Figure record extracts
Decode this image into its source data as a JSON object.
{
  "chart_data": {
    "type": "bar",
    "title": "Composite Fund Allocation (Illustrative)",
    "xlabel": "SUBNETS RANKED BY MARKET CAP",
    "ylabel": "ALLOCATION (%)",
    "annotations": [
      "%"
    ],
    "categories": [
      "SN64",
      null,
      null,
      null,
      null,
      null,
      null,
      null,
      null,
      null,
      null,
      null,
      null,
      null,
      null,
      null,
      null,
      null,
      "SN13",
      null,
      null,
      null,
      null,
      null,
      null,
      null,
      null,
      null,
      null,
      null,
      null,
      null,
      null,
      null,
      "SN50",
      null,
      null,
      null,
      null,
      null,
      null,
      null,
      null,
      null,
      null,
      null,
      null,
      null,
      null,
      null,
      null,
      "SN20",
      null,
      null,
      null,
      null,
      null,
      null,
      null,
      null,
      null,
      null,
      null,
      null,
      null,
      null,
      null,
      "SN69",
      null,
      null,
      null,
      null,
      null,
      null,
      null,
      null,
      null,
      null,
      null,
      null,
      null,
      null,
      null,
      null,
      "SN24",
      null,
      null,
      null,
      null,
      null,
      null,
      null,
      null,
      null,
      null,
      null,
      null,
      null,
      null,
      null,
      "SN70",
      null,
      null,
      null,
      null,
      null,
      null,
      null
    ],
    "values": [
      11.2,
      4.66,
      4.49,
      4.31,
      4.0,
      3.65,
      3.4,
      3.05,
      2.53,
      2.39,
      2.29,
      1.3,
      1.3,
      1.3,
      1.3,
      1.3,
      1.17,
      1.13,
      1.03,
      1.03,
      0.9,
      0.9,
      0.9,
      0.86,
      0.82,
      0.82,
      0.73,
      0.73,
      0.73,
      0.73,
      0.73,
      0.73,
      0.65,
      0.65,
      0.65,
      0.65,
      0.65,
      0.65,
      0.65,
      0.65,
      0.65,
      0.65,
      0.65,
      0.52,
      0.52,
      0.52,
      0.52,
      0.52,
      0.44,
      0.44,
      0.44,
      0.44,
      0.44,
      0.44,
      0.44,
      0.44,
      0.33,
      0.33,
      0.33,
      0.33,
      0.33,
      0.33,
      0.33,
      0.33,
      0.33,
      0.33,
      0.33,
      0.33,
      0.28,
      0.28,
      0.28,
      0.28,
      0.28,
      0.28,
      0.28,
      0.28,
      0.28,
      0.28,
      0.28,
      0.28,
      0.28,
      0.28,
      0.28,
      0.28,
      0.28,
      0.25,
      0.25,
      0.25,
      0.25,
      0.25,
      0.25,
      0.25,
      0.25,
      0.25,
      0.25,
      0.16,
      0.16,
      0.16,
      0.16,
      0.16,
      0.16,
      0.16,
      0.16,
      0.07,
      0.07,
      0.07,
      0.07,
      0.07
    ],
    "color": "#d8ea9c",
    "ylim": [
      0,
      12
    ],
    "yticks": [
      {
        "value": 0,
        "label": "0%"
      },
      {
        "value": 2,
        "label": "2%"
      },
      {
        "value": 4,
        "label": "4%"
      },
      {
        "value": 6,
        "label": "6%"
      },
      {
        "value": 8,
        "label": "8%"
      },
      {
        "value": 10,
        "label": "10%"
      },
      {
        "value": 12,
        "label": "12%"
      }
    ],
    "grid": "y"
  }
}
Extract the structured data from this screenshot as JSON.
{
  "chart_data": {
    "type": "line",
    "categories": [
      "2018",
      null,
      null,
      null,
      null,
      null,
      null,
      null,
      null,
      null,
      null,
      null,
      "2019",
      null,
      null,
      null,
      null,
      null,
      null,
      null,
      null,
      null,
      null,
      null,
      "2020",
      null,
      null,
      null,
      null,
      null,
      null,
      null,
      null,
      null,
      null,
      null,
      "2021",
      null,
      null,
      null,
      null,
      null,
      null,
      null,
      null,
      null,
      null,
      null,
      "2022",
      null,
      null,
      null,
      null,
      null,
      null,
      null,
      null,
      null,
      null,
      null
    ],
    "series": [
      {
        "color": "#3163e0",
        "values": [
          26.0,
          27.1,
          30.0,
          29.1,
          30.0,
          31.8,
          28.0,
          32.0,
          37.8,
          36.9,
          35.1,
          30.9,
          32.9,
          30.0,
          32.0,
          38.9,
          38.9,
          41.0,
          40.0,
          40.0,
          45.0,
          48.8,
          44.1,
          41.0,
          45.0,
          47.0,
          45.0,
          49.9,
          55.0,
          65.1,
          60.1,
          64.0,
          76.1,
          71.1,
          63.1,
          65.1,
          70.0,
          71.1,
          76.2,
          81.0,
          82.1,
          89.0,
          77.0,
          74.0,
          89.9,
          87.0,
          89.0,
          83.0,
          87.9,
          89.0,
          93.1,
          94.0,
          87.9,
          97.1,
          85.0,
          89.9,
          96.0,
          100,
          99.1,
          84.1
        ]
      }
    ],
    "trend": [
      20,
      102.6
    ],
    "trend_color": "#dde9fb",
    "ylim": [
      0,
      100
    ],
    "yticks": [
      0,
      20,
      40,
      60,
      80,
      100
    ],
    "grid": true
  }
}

Objective — Check each line of these records for the string "this" and state only how many lines have it.

Output — 2